*REQUEST*:
Write out, unchanged, the lines from the one holding "What data populates" to the close of the listing. Both the first and last lines belong in it.

## Begin GIVEN ENTRIES

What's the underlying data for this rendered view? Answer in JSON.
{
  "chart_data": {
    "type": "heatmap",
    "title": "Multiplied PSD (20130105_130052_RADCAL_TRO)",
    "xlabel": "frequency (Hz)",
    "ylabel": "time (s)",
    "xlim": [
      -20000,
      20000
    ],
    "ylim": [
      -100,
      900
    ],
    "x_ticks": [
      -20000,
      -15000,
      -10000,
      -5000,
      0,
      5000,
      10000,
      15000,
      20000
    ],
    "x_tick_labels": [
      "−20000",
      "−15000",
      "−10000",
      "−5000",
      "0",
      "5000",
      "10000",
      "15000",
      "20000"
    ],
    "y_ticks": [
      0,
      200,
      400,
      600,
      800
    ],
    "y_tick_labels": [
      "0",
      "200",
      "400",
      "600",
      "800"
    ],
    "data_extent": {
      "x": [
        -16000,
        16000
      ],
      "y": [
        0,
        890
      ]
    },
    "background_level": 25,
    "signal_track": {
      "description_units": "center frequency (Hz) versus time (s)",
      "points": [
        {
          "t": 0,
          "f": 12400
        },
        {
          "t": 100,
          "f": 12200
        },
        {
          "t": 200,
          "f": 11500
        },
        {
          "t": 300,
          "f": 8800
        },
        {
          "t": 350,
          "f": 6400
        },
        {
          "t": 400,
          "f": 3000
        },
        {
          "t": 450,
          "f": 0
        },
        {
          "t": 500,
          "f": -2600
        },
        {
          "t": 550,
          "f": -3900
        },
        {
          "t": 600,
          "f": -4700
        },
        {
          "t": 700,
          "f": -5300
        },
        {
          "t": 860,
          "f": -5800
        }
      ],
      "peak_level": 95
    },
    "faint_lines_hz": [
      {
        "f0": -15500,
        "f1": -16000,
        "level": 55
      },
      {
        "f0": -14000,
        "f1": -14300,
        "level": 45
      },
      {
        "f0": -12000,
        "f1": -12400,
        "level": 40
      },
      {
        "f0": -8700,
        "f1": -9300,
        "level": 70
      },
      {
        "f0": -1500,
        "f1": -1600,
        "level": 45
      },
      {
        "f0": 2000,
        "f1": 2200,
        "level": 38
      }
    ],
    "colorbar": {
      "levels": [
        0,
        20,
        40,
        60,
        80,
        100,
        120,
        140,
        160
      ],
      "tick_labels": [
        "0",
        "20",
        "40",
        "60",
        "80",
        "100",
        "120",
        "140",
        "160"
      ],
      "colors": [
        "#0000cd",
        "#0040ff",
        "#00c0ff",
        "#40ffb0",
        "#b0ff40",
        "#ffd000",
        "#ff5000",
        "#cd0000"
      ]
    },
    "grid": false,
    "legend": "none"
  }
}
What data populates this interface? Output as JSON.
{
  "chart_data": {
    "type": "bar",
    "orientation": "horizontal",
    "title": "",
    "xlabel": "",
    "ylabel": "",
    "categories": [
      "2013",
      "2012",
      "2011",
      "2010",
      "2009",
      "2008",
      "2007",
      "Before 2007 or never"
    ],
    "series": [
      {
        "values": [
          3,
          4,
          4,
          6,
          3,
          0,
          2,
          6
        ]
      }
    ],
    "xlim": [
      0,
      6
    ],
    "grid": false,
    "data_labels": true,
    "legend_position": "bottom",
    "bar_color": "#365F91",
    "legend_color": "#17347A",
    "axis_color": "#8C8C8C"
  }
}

## End GIVEN ENTRIES

*ANSWER TO THE TASK*:
What data populates this interface? Output as JSON.
{
  "chart_data": {
    "type": "bar",
    "orientation": "horizontal",
    "title": "",
    "xlabel": "",
    "ylabel": "",
    "categories": [
      "2013",
      "2012",
      "2011",
      "2010",
      "2009",
      "2008",
      "2007",
      "Before 2007 or never"
    ],
    "series": [
      {
        "values": [
          3,
          4,
          4,
          6,
          3,
          0,
          2,
          6
        ]
      }
    ],
    "xlim": [
      0,
      6
    ],
    "grid": false,
    "data_labels": true,
    "legend_position": "bottom",
    "bar_color": "#365F91",
    "legend_color": "#17347A",
    "axis_color": "#8C8C8C"
  }
}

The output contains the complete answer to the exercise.